| EXERCISE GOAL |
Repeat all of the material below exactly as written, images excluded.

----

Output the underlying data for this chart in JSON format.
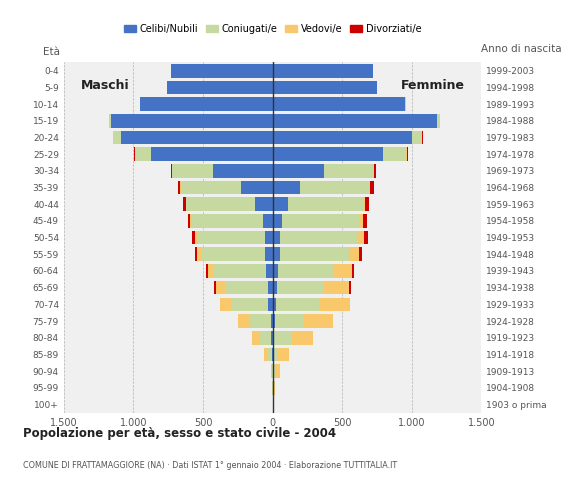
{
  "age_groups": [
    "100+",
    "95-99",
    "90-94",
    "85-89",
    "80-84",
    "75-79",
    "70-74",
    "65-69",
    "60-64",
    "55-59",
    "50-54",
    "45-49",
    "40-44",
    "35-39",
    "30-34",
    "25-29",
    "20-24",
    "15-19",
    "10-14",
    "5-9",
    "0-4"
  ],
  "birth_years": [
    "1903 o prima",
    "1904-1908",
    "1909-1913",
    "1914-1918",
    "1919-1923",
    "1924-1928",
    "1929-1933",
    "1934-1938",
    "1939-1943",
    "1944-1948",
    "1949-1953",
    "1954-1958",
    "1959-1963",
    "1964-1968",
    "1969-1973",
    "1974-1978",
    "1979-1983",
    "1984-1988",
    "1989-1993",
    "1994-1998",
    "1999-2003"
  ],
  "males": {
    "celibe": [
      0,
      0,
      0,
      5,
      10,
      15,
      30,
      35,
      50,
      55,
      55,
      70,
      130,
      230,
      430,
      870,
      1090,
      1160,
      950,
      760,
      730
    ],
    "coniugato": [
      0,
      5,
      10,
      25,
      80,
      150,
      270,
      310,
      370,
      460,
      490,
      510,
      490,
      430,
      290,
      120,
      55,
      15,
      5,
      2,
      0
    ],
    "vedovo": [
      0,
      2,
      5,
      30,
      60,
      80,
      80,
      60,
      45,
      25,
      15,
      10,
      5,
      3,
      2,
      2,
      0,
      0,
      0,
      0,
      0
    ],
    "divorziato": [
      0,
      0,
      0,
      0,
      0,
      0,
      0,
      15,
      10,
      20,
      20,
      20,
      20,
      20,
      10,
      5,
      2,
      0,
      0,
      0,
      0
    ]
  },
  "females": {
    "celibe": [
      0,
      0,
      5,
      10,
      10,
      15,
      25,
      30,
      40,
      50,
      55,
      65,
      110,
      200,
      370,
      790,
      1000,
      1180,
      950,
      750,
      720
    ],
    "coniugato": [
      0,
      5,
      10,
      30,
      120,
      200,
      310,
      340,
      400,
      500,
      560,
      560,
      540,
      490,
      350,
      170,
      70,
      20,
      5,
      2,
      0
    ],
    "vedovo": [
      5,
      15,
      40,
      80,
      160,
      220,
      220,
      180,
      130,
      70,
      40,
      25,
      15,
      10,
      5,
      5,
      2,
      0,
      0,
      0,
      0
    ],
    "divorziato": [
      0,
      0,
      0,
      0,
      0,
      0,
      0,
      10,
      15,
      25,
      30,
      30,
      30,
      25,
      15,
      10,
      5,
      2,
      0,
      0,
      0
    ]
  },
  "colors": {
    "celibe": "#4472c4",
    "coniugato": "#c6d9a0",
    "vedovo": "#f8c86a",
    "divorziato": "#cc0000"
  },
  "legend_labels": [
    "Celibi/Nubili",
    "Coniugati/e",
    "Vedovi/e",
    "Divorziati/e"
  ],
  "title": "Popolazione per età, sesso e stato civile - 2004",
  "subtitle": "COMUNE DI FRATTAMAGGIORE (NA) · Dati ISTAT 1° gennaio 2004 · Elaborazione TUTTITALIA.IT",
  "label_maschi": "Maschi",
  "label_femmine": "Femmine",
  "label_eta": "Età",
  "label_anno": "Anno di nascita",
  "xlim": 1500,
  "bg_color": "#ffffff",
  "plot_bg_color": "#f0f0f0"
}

----

| ANSWER TO THE TASK |
Output the underlying data for this chart in JSON format.
{
  "age_groups": [
    "100+",
    "95-99",
    "90-94",
    "85-89",
    "80-84",
    "75-79",
    "70-74",
    "65-69",
    "60-64",
    "55-59",
    "50-54",
    "45-49",
    "40-44",
    "35-39",
    "30-34",
    "25-29",
    "20-24",
    "15-19",
    "10-14",
    "5-9",
    "0-4"
  ],
  "birth_years": [
    "1903 o prima",
    "1904-1908",
    "1909-1913",
    "1914-1918",
    "1919-1923",
    "1924-1928",
    "1929-1933",
    "1934-1938",
    "1939-1943",
    "1944-1948",
    "1949-1953",
    "1954-1958",
    "1959-1963",
    "1964-1968",
    "1969-1973",
    "1974-1978",
    "1979-1983",
    "1984-1988",
    "1989-1993",
    "1994-1998",
    "1999-2003"
  ],
  "males": {
    "celibe": [
      0,
      0,
      0,
      5,
      10,
      15,
      30,
      35,
      50,
      55,
      55,
      70,
      130,
      230,
      430,
      870,
      1090,
      1160,
      950,
      760,
      730
    ],
    "coniugato": [
      0,
      5,
      10,
      25,
      80,
      150,
      270,
      310,
      370,
      460,
      490,
      510,
      490,
      430,
      290,
      120,
      55,
      15,
      5,
      2,
      0
    ],
    "vedovo": [
      0,
      2,
      5,
      30,
      60,
      80,
      80,
      60,
      45,
      25,
      15,
      10,
      5,
      3,
      2,
      2,
      0,
      0,
      0,
      0,
      0
    ],
    "divorziato": [
      0,
      0,
      0,
      0,
      0,
      0,
      0,
      15,
      10,
      20,
      20,
      20,
      20,
      20,
      10,
      5,
      2,
      0,
      0,
      0,
      0
    ]
  },
  "females": {
    "celibe": [
      0,
      0,
      5,
      10,
      10,
      15,
      25,
      30,
      40,
      50,
      55,
      65,
      110,
      200,
      370,
      790,
      1000,
      1180,
      950,
      750,
      720
    ],
    "coniugato": [
      0,
      5,
      10,
      30,
      120,
      200,
      310,
      340,
      400,
      500,
      560,
      560,
      540,
      490,
      350,
      170,
      70,
      20,
      5,
      2,
      0
    ],
    "vedovo": [
      5,
      15,
      40,
      80,
      160,
      220,
      220,
      180,
      130,
      70,
      40,
      25,
      15,
      10,
      5,
      5,
      2,
      0,
      0,
      0,
      0
    ],
    "divorziato": [
      0,
      0,
      0,
      0,
      0,
      0,
      0,
      10,
      15,
      25,
      30,
      30,
      30,
      25,
      15,
      10,
      5,
      2,
      0,
      0,
      0
    ]
  },
  "colors": {
    "celibe": "#4472c4",
    "coniugato": "#c6d9a0",
    "vedovo": "#f8c86a",
    "divorziato": "#cc0000"
  },
  "legend_labels": [
    "Celibi/Nubili",
    "Coniugati/e",
    "Vedovi/e",
    "Divorziati/e"
  ],
  "title": "Popolazione per età, sesso e stato civile - 2004",
  "subtitle": "COMUNE DI FRATTAMAGGIORE (NA) · Dati ISTAT 1° gennaio 2004 · Elaborazione TUTTITALIA.IT",
  "label_maschi": "Maschi",
  "label_femmine": "Femmine",
  "label_eta": "Età",
  "label_anno": "Anno di nascita",
  "xlim": 1500,
  "bg_color": "#ffffff",
  "plot_bg_color": "#f0f0f0"
}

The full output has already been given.